* **DATASET EXTRACT**:

** START **

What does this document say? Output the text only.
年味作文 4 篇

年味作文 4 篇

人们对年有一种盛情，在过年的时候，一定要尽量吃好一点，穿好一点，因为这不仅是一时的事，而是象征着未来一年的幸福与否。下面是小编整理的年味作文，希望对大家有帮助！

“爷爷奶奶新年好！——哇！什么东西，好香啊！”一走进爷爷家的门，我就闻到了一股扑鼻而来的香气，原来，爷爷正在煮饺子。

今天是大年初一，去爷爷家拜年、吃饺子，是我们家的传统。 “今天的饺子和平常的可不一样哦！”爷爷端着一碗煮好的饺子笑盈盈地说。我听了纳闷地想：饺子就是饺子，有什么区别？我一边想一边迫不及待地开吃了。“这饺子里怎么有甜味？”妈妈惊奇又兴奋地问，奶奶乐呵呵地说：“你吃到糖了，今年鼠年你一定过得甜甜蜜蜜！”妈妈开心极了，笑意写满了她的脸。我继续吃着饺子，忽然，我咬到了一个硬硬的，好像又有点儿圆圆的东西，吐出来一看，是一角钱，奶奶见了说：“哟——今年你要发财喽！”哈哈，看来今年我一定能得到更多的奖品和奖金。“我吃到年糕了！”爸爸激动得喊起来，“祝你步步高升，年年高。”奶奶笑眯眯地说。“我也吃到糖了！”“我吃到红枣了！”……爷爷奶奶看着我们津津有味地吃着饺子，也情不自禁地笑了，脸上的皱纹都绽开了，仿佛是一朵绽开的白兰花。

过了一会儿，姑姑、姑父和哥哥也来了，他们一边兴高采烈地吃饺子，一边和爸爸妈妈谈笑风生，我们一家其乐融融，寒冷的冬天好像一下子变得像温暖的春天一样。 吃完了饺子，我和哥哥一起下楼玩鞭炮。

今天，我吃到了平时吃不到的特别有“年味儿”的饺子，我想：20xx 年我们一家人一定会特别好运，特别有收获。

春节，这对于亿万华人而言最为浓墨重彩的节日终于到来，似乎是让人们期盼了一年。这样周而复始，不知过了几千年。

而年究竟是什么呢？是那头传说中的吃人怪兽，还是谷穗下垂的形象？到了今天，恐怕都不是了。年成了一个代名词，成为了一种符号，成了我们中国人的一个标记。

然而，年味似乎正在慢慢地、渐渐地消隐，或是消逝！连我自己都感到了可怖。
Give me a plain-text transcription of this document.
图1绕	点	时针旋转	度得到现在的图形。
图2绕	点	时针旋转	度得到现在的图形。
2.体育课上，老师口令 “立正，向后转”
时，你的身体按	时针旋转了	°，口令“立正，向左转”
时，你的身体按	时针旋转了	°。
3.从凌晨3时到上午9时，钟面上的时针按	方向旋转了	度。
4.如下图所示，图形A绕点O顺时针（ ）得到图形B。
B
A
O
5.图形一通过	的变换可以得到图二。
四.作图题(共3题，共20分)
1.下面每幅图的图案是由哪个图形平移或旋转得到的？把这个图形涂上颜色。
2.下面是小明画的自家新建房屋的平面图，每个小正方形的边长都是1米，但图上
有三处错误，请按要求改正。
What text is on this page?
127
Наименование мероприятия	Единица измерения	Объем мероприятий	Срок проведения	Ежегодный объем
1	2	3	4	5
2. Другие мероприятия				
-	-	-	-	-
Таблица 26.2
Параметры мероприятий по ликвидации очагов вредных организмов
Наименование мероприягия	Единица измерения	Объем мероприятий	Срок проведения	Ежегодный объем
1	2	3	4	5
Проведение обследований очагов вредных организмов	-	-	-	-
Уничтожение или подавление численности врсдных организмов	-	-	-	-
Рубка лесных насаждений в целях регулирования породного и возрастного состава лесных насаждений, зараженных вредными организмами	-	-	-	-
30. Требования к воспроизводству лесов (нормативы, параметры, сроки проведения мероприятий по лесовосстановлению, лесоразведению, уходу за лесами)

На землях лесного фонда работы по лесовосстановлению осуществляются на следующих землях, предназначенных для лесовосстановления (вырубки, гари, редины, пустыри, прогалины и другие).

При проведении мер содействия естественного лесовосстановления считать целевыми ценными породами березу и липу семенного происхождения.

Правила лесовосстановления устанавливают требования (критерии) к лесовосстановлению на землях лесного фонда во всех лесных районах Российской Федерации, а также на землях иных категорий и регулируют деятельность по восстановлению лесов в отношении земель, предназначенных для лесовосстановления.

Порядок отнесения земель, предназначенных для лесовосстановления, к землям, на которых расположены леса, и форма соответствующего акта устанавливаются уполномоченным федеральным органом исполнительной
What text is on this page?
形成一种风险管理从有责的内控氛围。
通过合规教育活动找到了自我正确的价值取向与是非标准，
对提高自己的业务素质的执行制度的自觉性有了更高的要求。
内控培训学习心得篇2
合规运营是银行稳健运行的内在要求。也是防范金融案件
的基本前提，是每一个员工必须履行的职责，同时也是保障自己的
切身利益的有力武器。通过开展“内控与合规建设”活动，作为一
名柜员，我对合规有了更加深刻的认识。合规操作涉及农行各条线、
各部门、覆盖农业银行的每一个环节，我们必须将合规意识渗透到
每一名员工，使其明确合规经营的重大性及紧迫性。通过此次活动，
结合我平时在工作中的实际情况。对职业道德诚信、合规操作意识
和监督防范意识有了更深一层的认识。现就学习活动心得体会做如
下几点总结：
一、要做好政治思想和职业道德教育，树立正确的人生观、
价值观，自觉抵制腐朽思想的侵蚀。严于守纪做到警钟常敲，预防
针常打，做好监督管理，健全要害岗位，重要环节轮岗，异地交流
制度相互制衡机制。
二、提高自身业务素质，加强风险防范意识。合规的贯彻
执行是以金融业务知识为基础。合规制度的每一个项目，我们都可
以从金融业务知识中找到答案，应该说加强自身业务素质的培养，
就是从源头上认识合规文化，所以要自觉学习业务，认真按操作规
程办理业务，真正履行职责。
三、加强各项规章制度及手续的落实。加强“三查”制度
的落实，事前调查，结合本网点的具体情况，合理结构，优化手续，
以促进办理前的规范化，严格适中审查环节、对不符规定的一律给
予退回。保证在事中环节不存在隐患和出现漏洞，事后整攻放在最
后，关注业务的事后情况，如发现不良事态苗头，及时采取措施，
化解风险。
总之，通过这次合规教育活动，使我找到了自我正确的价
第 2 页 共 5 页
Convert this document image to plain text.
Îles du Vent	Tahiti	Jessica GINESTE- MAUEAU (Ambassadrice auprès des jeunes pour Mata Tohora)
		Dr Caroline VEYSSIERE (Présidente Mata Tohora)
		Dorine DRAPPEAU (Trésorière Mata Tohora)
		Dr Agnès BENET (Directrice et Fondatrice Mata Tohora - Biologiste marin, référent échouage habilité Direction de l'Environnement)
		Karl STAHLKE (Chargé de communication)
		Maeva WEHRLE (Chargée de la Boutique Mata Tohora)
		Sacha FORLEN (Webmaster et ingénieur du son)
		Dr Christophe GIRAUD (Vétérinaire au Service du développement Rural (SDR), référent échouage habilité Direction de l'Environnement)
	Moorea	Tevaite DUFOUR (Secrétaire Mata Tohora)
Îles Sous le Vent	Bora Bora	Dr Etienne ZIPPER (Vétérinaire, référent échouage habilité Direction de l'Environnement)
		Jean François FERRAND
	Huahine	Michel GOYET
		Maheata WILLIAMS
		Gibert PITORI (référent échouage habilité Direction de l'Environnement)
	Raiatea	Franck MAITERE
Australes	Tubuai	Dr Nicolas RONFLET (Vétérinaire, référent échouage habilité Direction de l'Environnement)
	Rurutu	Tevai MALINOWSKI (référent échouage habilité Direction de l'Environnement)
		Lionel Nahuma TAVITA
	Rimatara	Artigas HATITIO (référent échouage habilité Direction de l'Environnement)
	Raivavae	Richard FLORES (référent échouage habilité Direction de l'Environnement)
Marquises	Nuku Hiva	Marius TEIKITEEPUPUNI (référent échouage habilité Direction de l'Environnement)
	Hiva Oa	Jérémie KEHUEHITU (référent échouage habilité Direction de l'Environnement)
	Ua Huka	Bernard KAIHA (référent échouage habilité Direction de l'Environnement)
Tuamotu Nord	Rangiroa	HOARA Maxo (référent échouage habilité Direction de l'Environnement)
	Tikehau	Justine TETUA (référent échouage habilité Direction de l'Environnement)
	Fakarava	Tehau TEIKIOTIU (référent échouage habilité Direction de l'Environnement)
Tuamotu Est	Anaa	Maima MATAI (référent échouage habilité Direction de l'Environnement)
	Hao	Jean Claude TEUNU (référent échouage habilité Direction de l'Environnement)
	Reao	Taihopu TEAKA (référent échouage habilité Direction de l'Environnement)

** END **

* **WRITTEN EXERCISE**: From the data above, work out how many lines contain the string "Ежегодный" and reply with only the number.

* **COMPLETED TASK**: 2